### Task details
Copy out all lines of the records in which the word "name" appears.

### Extracted data
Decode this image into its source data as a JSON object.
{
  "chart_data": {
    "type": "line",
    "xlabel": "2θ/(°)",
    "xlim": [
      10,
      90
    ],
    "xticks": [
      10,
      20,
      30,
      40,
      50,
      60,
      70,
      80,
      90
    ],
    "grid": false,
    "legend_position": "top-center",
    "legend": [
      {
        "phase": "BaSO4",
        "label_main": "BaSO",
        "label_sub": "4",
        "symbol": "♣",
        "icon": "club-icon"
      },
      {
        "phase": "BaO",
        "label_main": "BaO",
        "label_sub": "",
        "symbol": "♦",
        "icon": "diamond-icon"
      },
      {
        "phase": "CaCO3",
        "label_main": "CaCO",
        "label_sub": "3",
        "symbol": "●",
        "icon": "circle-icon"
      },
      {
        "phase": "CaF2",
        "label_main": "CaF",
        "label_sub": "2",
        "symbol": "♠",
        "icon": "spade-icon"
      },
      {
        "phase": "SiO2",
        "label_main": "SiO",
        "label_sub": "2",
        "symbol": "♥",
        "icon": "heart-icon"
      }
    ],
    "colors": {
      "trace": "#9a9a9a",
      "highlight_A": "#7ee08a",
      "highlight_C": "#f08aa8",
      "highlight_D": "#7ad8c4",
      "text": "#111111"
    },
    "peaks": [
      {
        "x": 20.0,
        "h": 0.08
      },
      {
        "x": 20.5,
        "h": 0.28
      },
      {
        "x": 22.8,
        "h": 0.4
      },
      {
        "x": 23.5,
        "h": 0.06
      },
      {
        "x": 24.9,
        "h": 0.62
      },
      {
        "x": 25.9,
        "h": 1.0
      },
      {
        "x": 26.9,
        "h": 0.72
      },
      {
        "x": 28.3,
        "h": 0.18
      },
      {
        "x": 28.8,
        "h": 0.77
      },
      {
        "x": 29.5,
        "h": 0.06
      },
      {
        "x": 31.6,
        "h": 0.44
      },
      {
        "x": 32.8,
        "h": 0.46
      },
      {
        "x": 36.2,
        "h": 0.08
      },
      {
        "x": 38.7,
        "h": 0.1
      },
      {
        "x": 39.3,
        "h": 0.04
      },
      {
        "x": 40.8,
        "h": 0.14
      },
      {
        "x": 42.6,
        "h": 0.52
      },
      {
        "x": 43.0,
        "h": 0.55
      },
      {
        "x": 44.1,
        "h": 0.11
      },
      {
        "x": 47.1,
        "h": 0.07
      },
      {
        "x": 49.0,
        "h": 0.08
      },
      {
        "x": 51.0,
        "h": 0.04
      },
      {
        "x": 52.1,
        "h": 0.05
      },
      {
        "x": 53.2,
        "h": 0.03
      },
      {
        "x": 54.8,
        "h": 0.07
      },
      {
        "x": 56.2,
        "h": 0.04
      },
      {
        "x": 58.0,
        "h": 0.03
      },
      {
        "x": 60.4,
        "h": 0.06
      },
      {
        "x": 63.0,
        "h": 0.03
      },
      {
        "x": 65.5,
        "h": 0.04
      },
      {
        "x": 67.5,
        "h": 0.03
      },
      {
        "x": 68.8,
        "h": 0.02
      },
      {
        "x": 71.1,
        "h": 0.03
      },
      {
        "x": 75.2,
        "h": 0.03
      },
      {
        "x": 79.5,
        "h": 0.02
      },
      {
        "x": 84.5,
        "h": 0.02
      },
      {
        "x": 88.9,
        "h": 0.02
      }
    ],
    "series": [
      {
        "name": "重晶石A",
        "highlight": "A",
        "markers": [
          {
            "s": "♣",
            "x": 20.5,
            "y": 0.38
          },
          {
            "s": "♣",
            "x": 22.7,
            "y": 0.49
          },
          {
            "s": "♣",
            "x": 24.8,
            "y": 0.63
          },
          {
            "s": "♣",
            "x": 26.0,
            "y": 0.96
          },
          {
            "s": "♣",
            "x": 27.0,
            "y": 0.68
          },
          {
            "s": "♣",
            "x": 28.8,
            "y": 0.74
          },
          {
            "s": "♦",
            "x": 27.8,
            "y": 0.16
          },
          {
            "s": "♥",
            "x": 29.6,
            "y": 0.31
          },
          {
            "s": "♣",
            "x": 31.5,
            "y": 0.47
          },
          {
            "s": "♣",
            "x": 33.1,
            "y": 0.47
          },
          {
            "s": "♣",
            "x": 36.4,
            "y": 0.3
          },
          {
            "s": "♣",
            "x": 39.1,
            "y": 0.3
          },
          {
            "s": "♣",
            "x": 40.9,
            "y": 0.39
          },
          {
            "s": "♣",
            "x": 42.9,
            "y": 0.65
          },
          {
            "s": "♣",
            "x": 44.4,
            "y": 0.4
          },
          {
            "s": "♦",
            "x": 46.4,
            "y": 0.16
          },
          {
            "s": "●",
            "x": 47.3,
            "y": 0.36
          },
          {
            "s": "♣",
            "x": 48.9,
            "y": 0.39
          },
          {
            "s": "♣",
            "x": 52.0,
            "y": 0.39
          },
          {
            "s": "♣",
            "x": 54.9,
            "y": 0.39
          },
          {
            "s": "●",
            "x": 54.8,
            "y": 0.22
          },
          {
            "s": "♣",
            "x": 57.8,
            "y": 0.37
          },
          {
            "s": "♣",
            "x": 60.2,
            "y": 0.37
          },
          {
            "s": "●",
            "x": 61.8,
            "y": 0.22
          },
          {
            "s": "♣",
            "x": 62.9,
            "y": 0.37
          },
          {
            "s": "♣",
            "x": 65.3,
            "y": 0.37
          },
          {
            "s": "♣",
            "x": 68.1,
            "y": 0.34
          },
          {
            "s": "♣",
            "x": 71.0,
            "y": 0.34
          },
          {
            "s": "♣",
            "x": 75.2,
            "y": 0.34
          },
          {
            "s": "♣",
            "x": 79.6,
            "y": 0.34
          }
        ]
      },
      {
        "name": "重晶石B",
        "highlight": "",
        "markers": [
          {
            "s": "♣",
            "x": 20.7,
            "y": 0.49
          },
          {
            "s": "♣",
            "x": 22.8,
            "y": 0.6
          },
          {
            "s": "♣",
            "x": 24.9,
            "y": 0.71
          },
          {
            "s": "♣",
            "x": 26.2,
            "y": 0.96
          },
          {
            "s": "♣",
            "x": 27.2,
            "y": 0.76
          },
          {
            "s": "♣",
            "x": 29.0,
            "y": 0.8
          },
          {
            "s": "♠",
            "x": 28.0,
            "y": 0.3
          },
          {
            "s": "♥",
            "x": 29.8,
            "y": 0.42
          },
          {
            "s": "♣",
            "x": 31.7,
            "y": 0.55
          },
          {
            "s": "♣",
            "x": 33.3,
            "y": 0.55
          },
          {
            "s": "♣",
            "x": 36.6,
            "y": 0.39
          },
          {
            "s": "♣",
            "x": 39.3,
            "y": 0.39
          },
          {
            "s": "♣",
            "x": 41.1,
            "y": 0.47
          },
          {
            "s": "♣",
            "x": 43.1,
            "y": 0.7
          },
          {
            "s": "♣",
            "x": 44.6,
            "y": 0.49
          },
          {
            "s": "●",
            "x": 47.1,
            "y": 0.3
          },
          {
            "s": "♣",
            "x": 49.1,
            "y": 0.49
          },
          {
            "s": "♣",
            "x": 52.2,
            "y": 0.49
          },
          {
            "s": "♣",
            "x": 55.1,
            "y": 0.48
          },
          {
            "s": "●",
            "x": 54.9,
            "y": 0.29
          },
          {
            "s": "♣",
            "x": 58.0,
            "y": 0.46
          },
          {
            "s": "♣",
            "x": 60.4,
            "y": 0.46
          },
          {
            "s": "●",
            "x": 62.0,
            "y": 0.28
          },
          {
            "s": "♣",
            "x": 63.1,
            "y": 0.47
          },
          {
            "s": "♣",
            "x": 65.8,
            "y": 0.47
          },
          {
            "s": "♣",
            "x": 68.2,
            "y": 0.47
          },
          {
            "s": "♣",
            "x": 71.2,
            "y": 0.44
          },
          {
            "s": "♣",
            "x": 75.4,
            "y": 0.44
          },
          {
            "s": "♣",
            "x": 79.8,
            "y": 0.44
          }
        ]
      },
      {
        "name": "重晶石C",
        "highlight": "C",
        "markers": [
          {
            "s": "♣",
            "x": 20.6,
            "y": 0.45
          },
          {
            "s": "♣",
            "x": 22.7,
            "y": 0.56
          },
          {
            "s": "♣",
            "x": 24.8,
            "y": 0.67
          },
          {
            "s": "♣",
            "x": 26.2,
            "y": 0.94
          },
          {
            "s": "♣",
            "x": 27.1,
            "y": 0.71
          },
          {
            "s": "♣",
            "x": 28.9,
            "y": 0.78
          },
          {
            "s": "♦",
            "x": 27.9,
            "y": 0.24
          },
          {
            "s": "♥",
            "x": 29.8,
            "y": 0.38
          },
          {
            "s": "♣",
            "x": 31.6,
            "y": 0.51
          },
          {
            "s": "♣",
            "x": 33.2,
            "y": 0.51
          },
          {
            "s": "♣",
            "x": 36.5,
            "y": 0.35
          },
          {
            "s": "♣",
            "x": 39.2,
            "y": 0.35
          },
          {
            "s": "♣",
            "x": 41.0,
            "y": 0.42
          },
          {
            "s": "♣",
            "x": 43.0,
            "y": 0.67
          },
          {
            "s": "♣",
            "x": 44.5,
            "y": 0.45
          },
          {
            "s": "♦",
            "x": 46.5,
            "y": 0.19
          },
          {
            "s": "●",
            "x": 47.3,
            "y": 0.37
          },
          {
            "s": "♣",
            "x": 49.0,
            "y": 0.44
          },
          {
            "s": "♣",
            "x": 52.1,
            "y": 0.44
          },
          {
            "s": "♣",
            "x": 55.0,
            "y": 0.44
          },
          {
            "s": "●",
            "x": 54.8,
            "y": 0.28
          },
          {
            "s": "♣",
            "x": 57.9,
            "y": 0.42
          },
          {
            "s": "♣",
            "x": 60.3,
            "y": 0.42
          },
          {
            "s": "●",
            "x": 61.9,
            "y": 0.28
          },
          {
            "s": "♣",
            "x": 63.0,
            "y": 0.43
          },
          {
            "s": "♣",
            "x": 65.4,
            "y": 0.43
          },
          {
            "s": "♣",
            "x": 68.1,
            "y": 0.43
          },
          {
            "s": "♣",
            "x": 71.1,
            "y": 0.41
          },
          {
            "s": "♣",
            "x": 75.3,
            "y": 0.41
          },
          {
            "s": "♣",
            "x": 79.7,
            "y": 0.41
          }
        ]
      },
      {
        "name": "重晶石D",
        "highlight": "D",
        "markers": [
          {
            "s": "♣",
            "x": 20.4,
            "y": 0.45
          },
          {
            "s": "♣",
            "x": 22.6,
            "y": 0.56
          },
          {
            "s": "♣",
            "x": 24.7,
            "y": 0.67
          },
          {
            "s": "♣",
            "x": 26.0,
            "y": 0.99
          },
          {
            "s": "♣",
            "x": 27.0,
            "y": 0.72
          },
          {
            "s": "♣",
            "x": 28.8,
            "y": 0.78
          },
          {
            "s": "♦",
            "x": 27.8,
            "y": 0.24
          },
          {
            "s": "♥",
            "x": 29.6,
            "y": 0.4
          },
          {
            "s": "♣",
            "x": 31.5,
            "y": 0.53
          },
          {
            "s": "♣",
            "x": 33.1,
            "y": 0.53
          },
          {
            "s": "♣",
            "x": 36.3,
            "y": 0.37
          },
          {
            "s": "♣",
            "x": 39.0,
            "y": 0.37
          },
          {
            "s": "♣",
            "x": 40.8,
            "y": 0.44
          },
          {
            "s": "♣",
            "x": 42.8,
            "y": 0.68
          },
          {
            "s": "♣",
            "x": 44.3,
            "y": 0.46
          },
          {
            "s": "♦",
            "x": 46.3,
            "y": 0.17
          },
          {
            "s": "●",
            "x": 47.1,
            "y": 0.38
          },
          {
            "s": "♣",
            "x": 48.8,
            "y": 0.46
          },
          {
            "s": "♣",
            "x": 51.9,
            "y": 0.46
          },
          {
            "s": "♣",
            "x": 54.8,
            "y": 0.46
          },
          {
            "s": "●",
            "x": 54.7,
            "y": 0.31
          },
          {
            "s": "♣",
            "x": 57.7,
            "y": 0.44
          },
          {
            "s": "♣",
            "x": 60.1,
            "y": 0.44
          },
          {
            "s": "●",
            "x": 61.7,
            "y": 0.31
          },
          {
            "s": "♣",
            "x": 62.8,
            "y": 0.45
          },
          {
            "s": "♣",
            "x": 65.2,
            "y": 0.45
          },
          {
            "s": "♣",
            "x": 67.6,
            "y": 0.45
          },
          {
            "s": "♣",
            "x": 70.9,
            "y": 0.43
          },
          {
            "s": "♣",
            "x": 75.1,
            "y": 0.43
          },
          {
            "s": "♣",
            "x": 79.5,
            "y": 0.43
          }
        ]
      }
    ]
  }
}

### Result of this exercise
        "name": "重晶石A",
        "name": "重晶石B",
        "name": "重晶石C",
        "name": "重晶石D",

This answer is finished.